Raw records

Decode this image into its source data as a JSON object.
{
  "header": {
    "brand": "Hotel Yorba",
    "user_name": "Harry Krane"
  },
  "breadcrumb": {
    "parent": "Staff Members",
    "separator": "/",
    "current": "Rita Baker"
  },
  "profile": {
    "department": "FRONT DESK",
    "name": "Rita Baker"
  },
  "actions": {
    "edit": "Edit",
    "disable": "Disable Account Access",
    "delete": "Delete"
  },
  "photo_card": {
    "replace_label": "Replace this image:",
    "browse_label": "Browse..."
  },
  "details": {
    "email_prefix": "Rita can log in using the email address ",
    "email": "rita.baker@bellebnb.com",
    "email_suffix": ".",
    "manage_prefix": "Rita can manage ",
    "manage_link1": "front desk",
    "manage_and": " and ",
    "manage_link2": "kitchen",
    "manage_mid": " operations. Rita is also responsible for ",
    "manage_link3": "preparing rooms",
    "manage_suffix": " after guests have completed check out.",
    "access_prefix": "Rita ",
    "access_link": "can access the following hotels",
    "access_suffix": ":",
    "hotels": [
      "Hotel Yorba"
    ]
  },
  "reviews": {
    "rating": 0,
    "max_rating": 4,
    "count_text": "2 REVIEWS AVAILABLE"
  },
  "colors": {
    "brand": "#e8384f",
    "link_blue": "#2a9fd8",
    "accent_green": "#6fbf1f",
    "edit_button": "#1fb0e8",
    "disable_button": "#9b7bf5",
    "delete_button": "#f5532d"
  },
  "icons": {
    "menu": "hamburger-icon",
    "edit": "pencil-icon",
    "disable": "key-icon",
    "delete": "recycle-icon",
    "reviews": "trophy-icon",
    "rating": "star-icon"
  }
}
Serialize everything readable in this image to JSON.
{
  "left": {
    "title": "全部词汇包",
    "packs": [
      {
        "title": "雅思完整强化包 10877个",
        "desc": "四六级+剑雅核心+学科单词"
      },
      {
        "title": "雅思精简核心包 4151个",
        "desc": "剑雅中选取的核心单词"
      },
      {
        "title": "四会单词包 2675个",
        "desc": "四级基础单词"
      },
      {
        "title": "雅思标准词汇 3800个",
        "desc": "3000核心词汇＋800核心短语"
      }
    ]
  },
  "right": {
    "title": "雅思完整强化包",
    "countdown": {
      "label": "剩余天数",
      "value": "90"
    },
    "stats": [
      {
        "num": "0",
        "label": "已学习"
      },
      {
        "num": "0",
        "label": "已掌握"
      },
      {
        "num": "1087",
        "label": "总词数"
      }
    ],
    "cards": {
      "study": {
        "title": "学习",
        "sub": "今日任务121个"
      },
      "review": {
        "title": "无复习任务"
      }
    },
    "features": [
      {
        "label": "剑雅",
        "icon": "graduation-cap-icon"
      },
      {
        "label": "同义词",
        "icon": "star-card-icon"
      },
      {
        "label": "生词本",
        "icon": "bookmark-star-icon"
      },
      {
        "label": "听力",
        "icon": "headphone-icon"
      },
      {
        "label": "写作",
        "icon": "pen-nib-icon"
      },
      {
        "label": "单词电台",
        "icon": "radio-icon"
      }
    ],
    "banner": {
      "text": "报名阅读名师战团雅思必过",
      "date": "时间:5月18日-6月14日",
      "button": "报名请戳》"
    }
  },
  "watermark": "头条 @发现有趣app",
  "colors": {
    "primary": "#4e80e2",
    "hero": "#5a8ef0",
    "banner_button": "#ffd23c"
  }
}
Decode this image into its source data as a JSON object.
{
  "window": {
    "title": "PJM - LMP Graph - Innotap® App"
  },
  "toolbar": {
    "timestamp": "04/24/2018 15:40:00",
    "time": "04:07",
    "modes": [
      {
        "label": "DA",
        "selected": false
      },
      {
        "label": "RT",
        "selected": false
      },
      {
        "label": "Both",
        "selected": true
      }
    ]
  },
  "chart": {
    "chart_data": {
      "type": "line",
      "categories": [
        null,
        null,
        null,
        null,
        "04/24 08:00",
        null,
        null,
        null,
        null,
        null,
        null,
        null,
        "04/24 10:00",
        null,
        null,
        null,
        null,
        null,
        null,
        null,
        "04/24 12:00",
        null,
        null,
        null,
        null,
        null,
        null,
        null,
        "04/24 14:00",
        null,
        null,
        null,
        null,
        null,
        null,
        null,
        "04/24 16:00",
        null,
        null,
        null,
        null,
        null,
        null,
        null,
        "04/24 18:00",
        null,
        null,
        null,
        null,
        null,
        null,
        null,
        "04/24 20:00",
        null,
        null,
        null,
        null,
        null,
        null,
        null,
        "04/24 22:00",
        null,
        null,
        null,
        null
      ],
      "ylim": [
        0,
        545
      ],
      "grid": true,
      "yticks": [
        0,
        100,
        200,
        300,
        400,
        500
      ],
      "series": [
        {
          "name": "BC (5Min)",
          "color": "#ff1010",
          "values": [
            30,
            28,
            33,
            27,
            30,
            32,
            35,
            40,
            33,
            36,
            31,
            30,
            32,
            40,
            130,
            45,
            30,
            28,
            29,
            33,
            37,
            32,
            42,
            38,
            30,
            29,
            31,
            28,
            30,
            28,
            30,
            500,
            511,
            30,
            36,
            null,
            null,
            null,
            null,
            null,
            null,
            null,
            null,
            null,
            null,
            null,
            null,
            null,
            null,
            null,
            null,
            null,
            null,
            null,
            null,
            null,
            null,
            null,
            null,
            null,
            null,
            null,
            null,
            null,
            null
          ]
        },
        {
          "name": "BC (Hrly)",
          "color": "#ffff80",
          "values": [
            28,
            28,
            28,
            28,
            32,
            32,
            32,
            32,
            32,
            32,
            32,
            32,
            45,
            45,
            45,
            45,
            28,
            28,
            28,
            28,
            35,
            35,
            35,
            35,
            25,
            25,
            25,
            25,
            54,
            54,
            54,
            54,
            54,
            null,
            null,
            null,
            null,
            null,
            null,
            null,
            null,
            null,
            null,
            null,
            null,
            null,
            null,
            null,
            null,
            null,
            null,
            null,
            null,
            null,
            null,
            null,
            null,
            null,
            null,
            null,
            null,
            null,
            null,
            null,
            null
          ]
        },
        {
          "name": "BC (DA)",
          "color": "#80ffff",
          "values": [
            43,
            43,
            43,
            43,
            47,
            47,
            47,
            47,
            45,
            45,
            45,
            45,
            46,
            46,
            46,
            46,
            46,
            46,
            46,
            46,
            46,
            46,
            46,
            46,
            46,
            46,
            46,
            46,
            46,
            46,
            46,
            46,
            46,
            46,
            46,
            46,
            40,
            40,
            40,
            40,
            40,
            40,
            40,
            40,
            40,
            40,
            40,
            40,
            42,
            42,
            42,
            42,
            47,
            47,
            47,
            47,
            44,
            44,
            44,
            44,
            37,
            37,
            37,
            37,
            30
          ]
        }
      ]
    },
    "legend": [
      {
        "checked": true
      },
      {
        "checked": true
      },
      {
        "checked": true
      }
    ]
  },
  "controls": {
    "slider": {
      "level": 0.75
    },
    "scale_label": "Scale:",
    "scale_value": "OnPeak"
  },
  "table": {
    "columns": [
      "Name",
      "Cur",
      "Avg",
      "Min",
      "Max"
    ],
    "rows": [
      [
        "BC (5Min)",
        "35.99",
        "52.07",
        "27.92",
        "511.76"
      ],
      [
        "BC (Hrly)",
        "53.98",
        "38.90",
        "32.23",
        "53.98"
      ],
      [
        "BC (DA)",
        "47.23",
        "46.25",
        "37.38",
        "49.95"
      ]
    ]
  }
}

- _EXERCISE DIRECTIONS_
Pull out every line containing "hotels".

- _RESULT_
    "access_link": "can access the following hotels",
    "hotels": [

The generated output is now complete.